==== Stored rows
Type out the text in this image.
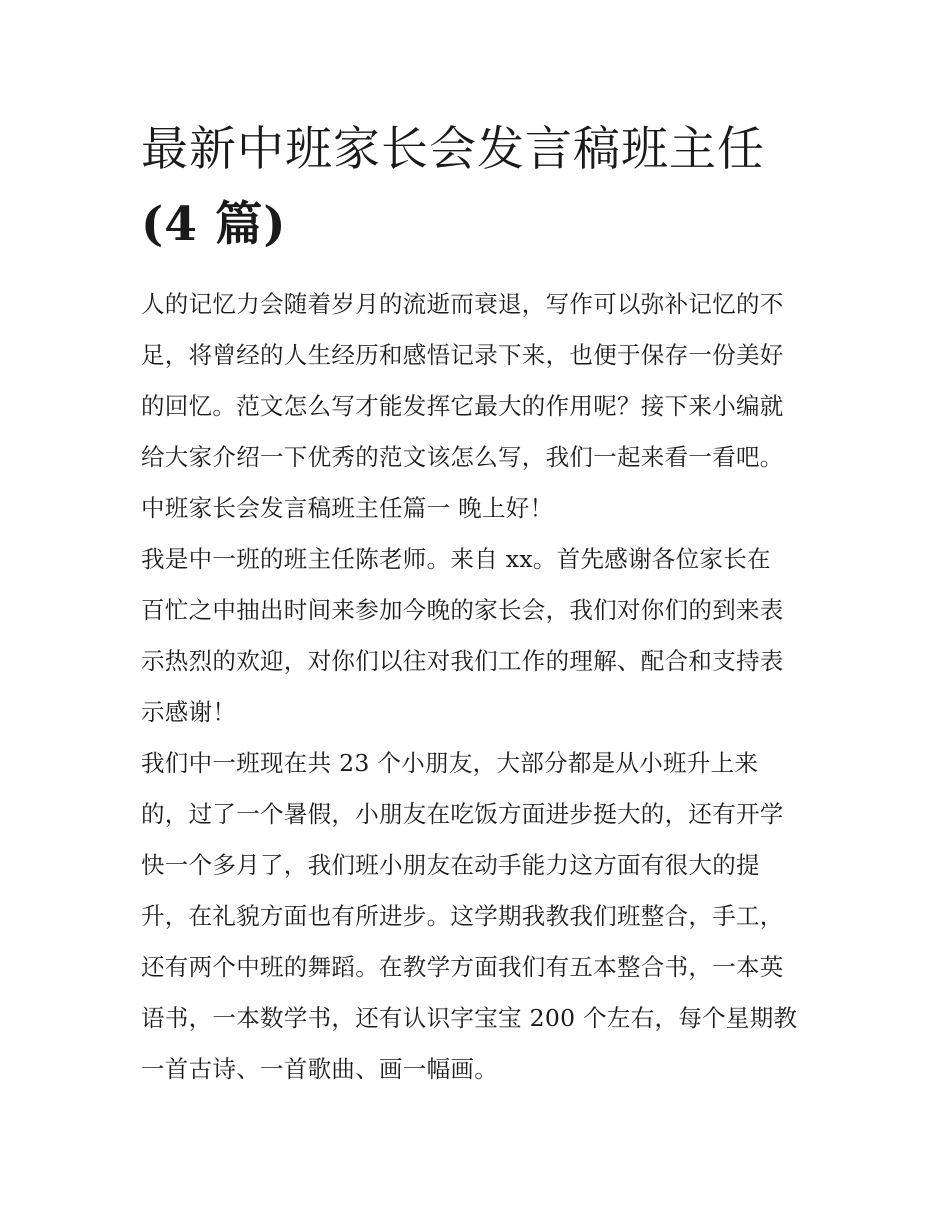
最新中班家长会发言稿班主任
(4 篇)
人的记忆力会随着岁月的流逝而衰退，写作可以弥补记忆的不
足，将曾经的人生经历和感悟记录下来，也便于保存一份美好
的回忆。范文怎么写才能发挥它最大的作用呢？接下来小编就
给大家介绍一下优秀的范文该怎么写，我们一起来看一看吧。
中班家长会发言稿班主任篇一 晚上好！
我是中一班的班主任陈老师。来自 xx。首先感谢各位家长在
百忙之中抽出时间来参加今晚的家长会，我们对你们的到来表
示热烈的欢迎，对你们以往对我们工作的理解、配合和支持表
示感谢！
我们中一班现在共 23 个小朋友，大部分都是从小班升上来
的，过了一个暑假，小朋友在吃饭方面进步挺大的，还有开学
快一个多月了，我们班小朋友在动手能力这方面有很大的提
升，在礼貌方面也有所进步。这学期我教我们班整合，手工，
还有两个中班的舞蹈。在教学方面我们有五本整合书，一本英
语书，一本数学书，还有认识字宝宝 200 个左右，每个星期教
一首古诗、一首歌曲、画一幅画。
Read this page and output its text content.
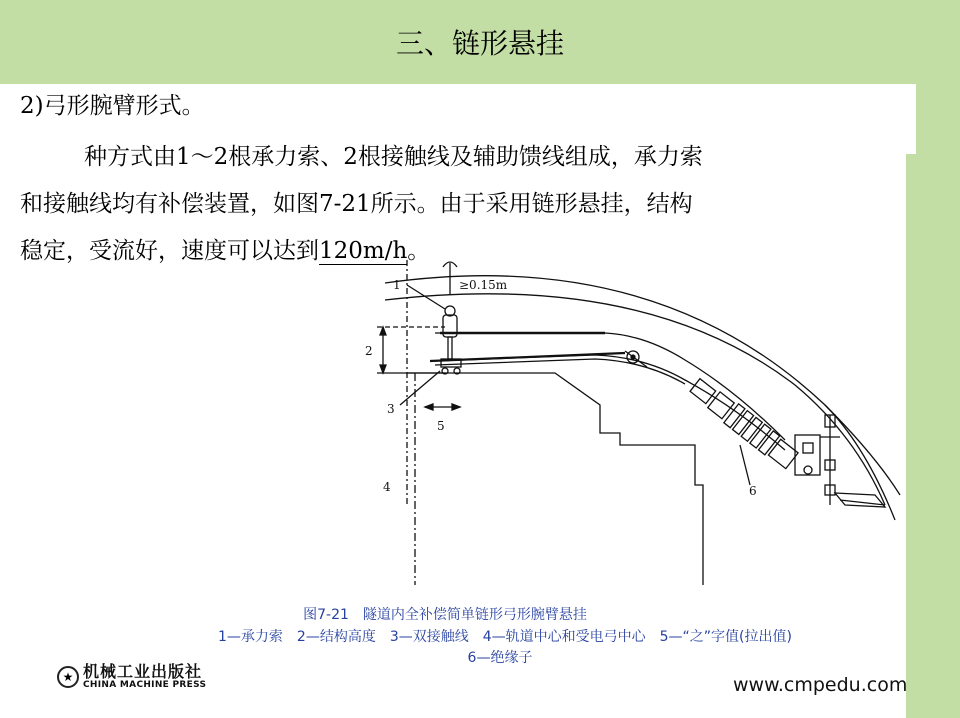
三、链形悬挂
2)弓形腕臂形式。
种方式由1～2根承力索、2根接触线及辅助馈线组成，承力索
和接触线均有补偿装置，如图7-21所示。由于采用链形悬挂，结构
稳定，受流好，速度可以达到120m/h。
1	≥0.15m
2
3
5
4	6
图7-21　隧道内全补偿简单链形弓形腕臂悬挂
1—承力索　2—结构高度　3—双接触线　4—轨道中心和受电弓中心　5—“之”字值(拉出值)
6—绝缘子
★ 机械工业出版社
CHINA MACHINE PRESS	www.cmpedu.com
========
- **Written exercise**: Omit every picture while copying the listing above exactly.

- **Complete response**:
Type out the text in this image.
最新中班家长会发言稿班主任
(4 篇)
人的记忆力会随着岁月的流逝而衰退，写作可以弥补记忆的不
足，将曾经的人生经历和感悟记录下来，也便于保存一份美好
的回忆。范文怎么写才能发挥它最大的作用呢？接下来小编就
给大家介绍一下优秀的范文该怎么写，我们一起来看一看吧。
中班家长会发言稿班主任篇一 晚上好！
我是中一班的班主任陈老师。来自 xx。首先感谢各位家长在
百忙之中抽出时间来参加今晚的家长会，我们对你们的到来表
示热烈的欢迎，对你们以往对我们工作的理解、配合和支持表
示感谢！
我们中一班现在共 23 个小朋友，大部分都是从小班升上来
的，过了一个暑假，小朋友在吃饭方面进步挺大的，还有开学
快一个多月了，我们班小朋友在动手能力这方面有很大的提
升，在礼貌方面也有所进步。这学期我教我们班整合，手工，
还有两个中班的舞蹈。在教学方面我们有五本整合书，一本英
语书，一本数学书，还有认识字宝宝 200 个左右，每个星期教
一首古诗、一首歌曲、画一幅画。
Read this page and output its text content.
三、链形悬挂
2)弓形腕臂形式。
种方式由1～2根承力索、2根接触线及辅助馈线组成，承力索
和接触线均有补偿装置，如图7-21所示。由于采用链形悬挂，结构
稳定，受流好，速度可以达到120m/h。
1	≥0.15m
2
3
5
4	6
图7-21　隧道内全补偿简单链形弓形腕臂悬挂
1—承力索　2—结构高度　3—双接触线　4—轨道中心和受电弓中心　5—“之”字值(拉出值)
6—绝缘子
★ 机械工业出版社
CHINA MACHINE PRESS	www.cmpedu.com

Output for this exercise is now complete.